* [Given request]: Select every line containing the word "должны" from the material, and copy those lines.

******

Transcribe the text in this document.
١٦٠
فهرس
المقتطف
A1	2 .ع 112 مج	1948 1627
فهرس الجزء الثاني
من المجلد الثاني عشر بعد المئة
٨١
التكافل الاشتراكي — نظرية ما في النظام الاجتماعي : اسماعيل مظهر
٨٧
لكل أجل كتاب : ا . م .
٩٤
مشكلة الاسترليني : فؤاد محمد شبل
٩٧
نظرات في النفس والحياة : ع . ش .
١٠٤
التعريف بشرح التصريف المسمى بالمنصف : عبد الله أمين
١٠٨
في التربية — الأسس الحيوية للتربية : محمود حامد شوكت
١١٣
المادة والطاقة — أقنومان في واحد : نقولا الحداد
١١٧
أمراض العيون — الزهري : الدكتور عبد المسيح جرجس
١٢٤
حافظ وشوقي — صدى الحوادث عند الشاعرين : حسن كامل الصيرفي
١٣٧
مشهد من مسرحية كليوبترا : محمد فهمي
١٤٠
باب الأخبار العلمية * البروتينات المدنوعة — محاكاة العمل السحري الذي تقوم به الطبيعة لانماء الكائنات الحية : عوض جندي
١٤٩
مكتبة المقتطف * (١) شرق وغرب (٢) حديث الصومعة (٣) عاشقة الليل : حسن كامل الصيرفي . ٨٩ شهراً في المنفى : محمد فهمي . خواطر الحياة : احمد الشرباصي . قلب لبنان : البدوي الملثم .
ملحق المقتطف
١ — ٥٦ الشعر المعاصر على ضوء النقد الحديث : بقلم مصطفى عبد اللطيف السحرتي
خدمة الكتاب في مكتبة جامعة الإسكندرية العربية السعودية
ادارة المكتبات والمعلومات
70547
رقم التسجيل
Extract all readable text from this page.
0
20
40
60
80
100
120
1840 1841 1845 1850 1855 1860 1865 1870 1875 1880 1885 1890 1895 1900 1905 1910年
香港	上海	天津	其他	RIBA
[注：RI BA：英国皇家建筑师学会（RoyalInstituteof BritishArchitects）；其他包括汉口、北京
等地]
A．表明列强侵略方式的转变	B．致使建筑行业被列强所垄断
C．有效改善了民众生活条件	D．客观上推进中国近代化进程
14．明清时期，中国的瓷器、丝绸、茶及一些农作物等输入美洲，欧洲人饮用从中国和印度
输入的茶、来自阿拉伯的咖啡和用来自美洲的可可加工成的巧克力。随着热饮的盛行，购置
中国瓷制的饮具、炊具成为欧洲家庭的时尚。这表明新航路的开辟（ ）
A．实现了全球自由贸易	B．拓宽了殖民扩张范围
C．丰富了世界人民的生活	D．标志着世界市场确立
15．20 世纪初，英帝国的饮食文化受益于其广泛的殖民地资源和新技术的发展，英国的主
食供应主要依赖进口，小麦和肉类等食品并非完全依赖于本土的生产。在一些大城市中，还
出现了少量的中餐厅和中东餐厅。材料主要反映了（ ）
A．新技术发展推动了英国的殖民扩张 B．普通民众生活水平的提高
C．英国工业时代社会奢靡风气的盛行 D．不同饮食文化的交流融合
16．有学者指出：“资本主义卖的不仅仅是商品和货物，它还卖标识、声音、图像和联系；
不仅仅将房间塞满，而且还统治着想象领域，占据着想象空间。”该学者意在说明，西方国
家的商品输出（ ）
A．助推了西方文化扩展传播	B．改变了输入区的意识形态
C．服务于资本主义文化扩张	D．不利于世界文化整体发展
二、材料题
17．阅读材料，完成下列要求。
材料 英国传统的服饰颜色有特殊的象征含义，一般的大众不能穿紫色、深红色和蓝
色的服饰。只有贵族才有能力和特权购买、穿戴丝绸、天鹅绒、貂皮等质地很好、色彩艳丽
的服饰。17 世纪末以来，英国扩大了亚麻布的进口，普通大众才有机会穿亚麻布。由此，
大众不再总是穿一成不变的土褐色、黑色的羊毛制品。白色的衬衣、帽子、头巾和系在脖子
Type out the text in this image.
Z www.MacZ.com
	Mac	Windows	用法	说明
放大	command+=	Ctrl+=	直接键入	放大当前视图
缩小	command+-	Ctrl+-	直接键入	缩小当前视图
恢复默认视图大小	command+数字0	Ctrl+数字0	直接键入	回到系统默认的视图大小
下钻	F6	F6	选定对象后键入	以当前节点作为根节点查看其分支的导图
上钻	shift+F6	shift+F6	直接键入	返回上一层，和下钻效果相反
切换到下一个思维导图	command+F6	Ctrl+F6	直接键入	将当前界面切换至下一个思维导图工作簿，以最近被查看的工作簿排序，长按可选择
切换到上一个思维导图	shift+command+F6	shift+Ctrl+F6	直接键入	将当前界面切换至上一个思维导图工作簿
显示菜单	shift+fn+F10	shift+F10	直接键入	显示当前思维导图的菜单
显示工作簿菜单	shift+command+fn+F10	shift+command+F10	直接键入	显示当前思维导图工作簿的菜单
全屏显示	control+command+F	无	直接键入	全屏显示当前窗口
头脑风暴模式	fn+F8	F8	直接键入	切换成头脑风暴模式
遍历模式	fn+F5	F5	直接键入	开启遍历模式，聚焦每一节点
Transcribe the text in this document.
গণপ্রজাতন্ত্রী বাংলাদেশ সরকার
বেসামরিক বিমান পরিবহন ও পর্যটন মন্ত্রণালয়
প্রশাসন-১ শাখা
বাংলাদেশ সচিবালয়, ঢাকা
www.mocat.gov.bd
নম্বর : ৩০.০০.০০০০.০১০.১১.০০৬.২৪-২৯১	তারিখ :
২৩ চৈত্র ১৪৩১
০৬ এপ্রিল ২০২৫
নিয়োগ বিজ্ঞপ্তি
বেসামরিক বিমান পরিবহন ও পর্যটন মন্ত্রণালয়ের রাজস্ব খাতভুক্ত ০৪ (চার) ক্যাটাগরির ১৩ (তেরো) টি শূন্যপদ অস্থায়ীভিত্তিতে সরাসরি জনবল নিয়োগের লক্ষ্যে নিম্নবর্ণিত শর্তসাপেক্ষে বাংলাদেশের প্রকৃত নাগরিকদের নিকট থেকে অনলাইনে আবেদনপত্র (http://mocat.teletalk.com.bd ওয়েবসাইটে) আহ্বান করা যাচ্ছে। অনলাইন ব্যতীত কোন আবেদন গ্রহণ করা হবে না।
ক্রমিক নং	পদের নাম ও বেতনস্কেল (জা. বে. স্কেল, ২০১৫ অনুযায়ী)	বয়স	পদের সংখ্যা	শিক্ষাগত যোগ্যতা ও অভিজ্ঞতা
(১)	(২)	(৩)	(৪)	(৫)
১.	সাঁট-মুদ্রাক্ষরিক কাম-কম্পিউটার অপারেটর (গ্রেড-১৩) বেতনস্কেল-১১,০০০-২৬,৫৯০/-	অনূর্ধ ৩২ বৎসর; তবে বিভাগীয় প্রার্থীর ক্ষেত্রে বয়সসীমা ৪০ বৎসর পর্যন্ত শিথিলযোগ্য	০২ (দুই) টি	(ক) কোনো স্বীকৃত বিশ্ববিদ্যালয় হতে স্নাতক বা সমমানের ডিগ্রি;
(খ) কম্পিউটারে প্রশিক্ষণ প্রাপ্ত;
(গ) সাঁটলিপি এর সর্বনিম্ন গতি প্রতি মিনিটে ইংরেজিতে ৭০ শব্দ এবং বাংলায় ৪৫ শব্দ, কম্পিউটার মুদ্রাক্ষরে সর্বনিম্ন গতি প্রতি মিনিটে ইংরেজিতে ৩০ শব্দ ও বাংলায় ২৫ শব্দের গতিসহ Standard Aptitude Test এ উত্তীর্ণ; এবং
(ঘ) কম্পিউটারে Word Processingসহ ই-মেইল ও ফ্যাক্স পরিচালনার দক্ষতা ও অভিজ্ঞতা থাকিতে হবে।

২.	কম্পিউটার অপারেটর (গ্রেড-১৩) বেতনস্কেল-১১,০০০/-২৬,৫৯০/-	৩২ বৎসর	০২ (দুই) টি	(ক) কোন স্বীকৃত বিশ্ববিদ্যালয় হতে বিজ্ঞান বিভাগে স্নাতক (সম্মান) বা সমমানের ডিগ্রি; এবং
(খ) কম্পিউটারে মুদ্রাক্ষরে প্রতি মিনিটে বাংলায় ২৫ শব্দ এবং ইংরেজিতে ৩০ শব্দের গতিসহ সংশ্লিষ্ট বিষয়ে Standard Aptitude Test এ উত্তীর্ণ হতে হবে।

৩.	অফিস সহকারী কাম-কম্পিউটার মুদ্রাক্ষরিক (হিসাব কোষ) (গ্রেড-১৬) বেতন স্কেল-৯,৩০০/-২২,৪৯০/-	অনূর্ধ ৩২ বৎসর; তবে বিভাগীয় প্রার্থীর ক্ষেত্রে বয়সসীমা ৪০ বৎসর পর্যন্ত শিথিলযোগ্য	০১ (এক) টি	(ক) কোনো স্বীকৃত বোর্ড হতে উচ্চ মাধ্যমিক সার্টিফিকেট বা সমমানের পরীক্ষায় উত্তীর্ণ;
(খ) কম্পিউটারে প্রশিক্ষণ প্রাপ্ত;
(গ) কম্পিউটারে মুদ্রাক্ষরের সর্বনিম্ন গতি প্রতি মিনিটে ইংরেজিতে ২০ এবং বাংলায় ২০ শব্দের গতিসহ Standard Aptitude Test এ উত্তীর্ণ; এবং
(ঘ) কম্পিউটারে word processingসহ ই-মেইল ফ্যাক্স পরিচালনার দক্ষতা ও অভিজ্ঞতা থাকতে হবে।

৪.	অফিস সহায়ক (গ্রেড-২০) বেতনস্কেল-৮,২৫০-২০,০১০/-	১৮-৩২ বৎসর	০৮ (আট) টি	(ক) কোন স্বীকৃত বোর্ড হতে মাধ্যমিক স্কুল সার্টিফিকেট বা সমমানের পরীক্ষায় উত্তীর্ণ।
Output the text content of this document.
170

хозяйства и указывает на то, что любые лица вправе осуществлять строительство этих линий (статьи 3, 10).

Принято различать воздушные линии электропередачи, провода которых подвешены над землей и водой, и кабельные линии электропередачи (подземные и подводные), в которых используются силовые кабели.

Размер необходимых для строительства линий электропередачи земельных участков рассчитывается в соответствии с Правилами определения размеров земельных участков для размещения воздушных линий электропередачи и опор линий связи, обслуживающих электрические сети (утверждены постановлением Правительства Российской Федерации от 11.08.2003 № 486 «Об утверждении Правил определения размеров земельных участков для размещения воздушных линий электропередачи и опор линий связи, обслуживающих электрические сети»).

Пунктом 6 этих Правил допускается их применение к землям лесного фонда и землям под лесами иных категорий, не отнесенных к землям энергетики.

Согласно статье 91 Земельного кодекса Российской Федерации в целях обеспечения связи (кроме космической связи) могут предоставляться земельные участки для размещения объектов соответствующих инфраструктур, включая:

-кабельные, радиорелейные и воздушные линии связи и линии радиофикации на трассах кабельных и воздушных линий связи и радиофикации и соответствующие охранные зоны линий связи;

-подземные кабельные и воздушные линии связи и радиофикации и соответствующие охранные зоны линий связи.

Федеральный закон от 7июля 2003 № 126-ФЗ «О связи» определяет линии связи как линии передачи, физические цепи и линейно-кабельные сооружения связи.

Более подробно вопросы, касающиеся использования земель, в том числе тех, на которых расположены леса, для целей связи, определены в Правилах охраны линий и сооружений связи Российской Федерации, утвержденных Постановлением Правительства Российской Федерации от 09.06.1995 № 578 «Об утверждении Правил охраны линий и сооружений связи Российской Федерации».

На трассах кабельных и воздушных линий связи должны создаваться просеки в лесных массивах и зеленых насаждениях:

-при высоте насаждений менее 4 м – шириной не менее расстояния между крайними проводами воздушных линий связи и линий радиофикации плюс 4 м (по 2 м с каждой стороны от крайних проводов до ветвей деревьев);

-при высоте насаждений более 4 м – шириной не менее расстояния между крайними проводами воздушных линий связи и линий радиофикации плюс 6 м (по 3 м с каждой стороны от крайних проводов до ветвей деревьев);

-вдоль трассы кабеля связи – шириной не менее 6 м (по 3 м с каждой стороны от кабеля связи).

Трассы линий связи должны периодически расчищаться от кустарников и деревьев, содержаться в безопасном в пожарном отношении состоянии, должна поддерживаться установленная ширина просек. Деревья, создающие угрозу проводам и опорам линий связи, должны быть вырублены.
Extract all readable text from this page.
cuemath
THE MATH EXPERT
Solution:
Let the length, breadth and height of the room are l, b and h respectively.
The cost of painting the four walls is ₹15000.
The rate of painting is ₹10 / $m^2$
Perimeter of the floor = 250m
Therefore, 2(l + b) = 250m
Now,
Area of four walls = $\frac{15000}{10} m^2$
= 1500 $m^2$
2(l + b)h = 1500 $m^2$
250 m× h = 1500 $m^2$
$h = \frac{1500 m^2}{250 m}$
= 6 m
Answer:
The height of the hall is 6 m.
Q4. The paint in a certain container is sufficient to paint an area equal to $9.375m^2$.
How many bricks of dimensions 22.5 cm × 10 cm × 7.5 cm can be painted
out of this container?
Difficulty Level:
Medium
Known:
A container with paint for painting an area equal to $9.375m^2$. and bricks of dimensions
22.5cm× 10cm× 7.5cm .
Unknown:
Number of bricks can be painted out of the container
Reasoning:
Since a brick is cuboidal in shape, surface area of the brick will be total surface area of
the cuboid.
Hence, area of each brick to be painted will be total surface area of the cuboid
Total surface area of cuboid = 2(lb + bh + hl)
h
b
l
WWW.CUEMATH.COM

******

* [Exercise output]:
На трассах кабельных и воздушных линий связи должны создаваться просеки в лесных массивах и зеленых насаждениях:
Трассы линий связи должны периодически расчищаться от кустарников и деревьев, содержаться в безопасном в пожарном отношении состоянии, должна поддерживаться установленная ширина просек. Деревья, создающие угрозу проводам и опорам линий связи, должны быть вырублены.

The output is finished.